--- start of Listed entries ---

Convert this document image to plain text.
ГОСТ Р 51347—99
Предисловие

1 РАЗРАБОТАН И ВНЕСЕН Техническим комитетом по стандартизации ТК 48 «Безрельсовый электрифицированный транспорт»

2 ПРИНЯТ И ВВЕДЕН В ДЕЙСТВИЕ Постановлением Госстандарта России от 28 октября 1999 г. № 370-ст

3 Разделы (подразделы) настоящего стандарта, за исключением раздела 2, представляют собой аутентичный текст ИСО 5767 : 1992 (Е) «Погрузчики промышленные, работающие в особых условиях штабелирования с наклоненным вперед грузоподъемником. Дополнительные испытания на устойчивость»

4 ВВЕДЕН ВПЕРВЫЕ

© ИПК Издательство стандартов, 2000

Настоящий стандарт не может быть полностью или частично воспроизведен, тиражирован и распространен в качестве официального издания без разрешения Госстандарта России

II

--- end of Listed entries ---

**What is asked**
Print the material once more, exactly.

**Solution to this task**
Convert this document image to plain text.
ГОСТ Р 51347—99
Предисловие

1 РАЗРАБОТАН И ВНЕСЕН Техническим комитетом по стандартизации ТК 48 «Безрельсовый электрифицированный транспорт»

2 ПРИНЯТ И ВВЕДЕН В ДЕЙСТВИЕ Постановлением Госстандарта России от 28 октября 1999 г. № 370-ст

3 Разделы (подразделы) настоящего стандарта, за исключением раздела 2, представляют собой аутентичный текст ИСО 5767 : 1992 (Е) «Погрузчики промышленные, работающие в особых условиях штабелирования с наклоненным вперед грузоподъемником. Дополнительные испытания на устойчивость»

4 ВВЕДЕН ВПЕРВЫЕ

© ИПК Издательство стандартов, 2000

Настоящий стандарт не может быть полностью или частично воспроизведен, тиражирован и распространен в качестве официального издания без разрешения Госстандарта России

II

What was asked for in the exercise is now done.